### Requirements:
Count each line in which the word "optional" appears. Reply with the total and nothing more.

### Records supplied:
________________
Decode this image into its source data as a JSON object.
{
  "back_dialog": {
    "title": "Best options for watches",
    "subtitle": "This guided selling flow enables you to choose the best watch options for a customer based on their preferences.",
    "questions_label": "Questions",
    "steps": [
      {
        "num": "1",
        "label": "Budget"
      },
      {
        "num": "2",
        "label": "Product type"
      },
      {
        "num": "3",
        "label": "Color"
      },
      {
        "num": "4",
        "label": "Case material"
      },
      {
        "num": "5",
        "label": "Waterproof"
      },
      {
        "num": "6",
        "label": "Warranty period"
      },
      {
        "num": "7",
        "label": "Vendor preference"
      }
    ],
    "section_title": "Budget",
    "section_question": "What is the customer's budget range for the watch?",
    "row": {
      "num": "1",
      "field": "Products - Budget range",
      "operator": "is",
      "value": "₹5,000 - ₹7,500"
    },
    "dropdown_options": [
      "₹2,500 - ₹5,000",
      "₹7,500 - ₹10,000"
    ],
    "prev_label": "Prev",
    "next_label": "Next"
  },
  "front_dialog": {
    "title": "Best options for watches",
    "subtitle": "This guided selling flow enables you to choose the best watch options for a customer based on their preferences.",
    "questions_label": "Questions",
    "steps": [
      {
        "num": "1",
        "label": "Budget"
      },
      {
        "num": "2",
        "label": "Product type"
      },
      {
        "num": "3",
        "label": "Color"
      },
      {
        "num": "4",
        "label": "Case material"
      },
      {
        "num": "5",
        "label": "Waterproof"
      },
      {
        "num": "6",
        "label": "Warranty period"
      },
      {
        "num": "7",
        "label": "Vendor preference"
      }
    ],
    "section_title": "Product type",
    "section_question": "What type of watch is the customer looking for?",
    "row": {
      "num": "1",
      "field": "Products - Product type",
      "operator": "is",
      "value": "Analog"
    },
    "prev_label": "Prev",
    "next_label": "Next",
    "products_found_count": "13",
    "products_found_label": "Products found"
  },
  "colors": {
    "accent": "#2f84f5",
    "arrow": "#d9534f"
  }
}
________________
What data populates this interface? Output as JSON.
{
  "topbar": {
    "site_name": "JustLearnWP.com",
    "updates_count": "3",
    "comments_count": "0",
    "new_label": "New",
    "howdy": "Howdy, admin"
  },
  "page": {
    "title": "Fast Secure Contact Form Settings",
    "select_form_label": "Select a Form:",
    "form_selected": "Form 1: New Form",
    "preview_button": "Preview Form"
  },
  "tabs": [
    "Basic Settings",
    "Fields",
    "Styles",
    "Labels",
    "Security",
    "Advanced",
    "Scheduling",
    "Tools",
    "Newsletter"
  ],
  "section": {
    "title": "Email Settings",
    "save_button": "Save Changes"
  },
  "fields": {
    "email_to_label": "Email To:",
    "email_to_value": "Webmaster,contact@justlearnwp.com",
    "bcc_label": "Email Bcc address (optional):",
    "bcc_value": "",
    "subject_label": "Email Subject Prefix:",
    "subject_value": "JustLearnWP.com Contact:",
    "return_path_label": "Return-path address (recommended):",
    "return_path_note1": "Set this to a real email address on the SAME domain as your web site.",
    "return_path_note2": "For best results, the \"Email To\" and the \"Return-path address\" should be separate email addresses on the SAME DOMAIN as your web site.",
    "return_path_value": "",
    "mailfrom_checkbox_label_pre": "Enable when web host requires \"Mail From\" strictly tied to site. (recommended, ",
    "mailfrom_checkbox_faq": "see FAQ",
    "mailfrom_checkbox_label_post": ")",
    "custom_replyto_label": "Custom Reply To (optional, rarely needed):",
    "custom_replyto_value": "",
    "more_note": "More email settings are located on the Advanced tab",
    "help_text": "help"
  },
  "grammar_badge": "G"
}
________________
### Written response:
2